Start of Reading text

Nathan Cash Davidson: Burlesque in which we’ve thrown it on its head

8 December 2010 - 13 February 2011

Parasol unit foundation for contemporary art is delighted to present a solo exhibition dedicated to the work of emerging British artist Nathan Cash Davidson, comprising some twenty paintings dating from 2004 to the present.

An artist and lyricist with a uniquely compelling visual language, Cash Davidson’s paintings feature such diverse figures as King Henry VIII, Eliza Bennett and Ali G. Historical and popular cultural characters and the artist’s own family members meet animated gargoyles and mournful mythological creatures in otherworldly forests, cathedrals, desert islands and council estates; boldly rendered in swirling, often vibrant colours.

Burlesque in which we’ve thrown it on its head is an encounter with Cash Davidson’s prodigious talent for figuration and architectural detail, and his wry and irreverent wit. These accomplished and confident works evoke a rich interior landscape whilst also offering an often bleak and discomfiting perspective of the contemporary metropolis.

End of Reading text

> **Goal A**
How would you restate the paragraph of the exhibition announcement that begins "An artist and lyricist" as a short bulleted list that keeps its main facts?
> **Goal B**
Can you write out the stretch of the exhibition announcement from "Parasol unit foundation" through "often vibrant colours.", substituting "statues" for "gargoyles"?
The lines that come next are separate material, unconnected to the text above.

Start of Record list

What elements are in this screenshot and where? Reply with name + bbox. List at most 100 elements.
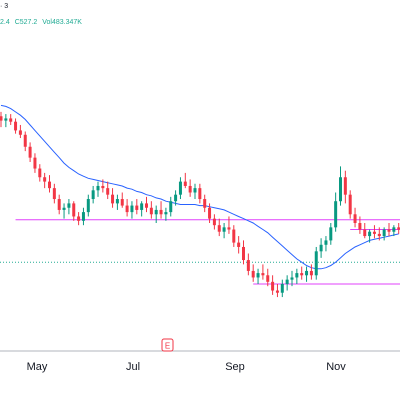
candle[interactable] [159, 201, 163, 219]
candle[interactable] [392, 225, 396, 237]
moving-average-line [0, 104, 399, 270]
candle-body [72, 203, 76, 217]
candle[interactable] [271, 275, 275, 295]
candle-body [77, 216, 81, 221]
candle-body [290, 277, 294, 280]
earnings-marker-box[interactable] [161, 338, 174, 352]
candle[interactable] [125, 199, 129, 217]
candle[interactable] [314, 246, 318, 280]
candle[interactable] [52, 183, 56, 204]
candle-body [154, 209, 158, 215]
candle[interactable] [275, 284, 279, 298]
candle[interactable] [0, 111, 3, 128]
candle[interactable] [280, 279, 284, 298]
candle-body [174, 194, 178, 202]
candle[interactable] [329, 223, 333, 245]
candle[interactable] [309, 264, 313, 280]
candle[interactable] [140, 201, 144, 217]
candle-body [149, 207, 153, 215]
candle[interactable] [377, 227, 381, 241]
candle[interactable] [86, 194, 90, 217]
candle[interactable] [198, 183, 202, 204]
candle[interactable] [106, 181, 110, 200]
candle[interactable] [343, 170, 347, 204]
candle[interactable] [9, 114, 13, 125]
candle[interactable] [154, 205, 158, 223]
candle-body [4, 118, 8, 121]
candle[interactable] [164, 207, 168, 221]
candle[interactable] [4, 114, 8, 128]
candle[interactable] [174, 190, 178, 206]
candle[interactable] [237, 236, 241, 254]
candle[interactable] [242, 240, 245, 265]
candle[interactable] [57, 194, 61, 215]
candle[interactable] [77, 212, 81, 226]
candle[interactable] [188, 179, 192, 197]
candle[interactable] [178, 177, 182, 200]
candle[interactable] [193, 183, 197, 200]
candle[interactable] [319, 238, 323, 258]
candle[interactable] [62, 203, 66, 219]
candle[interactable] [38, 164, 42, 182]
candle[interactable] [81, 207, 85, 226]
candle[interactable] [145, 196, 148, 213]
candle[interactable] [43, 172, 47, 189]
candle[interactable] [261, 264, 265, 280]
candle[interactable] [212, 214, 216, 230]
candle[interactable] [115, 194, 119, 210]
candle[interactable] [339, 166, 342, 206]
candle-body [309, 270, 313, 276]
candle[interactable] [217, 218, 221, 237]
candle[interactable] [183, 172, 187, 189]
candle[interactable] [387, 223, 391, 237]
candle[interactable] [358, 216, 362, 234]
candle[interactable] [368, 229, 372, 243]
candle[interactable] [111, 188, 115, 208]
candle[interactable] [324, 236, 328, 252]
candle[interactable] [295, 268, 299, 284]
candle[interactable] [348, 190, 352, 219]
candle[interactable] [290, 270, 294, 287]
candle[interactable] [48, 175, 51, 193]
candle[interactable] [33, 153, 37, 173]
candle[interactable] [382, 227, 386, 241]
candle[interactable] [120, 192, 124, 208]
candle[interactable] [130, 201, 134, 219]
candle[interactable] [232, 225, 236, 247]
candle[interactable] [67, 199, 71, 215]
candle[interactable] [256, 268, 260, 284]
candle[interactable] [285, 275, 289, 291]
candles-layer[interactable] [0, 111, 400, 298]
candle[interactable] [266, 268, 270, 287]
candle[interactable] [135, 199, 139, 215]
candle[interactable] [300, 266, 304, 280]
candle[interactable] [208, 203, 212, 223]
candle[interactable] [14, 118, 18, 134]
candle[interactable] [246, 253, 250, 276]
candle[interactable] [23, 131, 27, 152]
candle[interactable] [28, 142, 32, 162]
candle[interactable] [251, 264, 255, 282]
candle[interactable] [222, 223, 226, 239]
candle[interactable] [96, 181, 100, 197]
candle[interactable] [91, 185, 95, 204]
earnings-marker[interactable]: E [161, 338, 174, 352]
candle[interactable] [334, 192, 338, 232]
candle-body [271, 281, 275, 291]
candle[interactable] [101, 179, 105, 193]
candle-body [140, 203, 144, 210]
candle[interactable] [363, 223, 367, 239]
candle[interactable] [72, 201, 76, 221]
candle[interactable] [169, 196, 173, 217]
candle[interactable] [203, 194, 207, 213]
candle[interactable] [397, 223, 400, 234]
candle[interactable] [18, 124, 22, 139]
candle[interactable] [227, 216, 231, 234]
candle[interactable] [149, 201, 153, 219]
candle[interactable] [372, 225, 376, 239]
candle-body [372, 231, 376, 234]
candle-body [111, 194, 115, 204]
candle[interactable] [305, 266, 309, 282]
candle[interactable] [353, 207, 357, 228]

End of Record list
Start of Record list

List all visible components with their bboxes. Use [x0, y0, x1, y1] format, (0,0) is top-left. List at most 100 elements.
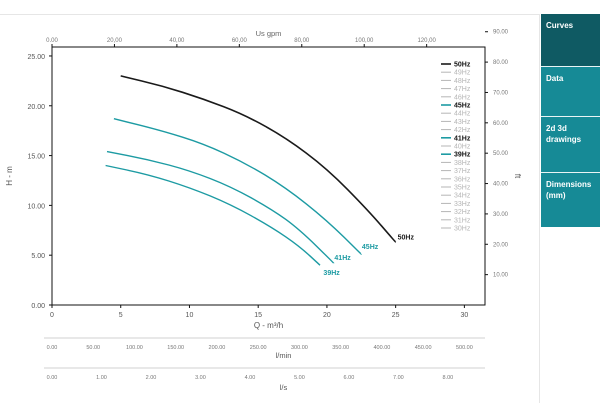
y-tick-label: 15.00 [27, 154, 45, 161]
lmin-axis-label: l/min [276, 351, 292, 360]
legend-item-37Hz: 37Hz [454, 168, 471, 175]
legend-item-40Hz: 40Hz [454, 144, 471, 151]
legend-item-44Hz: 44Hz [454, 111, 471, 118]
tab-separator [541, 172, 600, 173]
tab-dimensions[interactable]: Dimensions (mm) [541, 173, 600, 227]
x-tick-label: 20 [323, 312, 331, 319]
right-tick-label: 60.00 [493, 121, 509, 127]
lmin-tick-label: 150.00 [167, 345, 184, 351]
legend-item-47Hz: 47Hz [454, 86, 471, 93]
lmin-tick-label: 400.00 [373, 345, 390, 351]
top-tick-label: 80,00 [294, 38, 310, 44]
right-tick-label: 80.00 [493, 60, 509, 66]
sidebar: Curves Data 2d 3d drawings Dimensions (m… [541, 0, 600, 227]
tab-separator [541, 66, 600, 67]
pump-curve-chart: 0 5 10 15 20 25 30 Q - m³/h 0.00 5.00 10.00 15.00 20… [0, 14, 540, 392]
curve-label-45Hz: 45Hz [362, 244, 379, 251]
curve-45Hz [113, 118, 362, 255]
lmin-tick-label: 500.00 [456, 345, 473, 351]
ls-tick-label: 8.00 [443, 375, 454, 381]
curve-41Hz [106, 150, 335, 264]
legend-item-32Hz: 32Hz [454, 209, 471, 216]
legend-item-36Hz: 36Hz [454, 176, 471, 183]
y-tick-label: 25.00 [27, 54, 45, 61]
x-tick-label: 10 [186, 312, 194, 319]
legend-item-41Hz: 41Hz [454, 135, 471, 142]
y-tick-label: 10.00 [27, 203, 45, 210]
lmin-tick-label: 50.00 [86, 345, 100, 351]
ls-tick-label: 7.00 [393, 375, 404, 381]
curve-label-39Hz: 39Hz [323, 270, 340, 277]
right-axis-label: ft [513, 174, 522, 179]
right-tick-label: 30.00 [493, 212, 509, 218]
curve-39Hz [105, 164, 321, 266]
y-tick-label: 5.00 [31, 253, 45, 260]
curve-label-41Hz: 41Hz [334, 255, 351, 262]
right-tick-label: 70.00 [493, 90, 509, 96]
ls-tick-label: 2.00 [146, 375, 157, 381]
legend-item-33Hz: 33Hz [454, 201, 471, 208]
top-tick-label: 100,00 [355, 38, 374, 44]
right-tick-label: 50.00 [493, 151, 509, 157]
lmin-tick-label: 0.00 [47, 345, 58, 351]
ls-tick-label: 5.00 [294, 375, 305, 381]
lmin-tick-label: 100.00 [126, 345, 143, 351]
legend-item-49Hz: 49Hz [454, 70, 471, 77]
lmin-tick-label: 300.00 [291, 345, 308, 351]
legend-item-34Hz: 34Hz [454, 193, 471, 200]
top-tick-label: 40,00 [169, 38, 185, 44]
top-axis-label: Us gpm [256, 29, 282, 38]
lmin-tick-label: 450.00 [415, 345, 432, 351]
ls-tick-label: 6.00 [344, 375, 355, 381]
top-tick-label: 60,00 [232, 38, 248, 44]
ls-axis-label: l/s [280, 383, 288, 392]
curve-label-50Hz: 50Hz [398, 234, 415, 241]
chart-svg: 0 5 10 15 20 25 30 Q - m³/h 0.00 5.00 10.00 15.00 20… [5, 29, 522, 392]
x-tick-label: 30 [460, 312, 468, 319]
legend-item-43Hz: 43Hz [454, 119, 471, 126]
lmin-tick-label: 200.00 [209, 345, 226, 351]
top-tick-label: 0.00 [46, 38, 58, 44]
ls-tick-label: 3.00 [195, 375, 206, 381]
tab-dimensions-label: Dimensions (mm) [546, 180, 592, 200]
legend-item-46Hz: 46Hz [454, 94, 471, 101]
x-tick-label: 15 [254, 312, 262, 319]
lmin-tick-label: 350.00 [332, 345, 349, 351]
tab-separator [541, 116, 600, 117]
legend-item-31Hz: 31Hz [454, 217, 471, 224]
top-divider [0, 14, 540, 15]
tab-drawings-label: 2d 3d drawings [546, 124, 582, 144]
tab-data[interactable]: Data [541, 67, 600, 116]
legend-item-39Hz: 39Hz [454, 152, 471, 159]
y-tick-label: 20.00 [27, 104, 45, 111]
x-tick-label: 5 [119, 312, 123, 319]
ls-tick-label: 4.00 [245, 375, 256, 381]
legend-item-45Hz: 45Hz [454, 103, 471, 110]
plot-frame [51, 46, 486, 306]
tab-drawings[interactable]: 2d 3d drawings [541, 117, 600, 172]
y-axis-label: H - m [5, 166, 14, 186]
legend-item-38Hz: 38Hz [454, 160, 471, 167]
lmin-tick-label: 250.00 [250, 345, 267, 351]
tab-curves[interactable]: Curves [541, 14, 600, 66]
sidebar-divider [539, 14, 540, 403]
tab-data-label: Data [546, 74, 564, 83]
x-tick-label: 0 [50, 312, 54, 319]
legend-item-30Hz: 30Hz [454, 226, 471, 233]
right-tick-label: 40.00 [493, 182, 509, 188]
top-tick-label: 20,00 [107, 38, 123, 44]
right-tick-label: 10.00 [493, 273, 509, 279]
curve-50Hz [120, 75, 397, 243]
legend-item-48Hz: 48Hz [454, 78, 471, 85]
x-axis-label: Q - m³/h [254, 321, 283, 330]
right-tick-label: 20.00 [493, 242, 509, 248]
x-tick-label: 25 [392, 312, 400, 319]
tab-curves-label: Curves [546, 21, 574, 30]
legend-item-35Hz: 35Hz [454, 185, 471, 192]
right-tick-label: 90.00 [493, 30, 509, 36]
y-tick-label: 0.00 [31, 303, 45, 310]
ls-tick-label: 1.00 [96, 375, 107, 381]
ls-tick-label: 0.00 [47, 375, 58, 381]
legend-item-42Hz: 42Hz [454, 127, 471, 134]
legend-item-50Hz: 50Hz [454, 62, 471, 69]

End of Record list
Start of Record list

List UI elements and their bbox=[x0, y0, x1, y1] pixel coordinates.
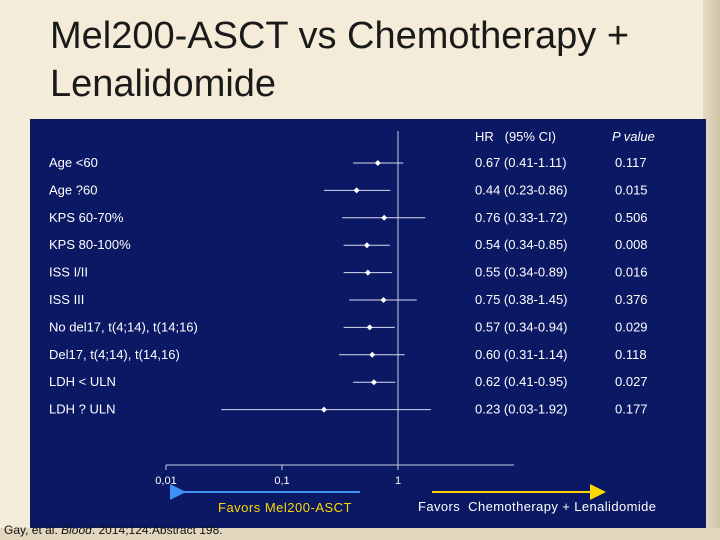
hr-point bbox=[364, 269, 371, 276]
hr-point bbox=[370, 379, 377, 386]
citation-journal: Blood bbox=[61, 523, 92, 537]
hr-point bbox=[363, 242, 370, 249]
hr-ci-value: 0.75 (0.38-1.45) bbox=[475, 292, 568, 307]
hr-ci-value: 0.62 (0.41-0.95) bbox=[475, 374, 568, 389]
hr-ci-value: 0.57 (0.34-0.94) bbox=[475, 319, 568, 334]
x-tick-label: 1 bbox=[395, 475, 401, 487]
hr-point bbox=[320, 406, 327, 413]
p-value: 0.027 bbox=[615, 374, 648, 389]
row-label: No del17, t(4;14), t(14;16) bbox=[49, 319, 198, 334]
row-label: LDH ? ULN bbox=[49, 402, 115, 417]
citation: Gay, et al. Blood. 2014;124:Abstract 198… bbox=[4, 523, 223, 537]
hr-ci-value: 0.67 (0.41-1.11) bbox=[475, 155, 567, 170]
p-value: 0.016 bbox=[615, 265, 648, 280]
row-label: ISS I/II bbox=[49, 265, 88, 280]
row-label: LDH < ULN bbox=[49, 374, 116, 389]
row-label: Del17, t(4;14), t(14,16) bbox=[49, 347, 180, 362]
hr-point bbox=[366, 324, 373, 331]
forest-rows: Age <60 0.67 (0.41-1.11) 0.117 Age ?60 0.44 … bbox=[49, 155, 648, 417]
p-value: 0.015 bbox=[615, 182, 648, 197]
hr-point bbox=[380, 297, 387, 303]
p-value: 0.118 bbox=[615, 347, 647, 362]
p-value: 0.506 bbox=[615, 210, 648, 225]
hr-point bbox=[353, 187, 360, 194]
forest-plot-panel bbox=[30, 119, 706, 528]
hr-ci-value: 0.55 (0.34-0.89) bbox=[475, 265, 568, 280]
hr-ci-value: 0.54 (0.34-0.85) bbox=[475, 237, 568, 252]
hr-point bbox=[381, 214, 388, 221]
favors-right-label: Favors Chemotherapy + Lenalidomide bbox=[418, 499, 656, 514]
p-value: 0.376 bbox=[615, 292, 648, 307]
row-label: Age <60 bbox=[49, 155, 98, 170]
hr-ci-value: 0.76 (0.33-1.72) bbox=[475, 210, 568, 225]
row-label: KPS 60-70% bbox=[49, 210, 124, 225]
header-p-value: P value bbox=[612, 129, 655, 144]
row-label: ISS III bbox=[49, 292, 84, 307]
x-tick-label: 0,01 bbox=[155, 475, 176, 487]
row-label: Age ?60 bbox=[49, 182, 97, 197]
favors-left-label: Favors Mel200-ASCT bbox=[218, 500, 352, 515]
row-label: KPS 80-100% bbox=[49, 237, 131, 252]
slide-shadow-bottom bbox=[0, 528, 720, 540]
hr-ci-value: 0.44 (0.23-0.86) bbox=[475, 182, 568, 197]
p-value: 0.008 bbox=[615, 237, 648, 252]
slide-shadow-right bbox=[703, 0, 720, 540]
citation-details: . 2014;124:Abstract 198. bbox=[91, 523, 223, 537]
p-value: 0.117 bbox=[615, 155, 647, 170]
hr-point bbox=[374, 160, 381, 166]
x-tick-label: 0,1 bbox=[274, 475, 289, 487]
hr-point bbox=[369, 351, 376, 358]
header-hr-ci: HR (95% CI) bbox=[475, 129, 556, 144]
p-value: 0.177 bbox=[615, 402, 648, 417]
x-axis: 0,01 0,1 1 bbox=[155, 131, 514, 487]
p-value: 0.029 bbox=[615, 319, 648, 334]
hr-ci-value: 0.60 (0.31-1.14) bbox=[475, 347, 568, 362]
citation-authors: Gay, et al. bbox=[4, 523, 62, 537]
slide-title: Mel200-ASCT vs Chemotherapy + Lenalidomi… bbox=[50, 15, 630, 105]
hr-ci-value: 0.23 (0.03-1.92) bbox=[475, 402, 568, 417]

End of Record list

> **Full solution A**
- Cash Davidson is an artist and lyricist with a uniquely compelling visual language.
- His paintings feature figures such as King Henry VIII, Eliza Bennett and Ali G.
- Historical and pop-culture characters and the artist's family members meet animated gargoyles and mournful mythological creatures.
- These scenes are set in otherworldly forests, cathedrals, desert islands and council estates.
- They are boldly rendered in swirling, often vibrant colors.

> **Full solution B**
Parasol unit foundation for contemporary art is delighted to present a solo exhibition dedicated to the work of emerging British artist Nathan Cash Davidson, comprising some twenty paintings dating from 2004 to the present.

An artist and lyricist with a uniquely compelling visual language, Cash Davidson’s paintings feature such diverse figures as King Henry VIII, Eliza Bennett and Ali G. Historical and popular cultural characters and the artist’s own family members meet animated statues and mournful mythological creatures in otherworldly forests, cathedrals, desert islands and council estates; boldly rendered in swirling, often vibrant colours.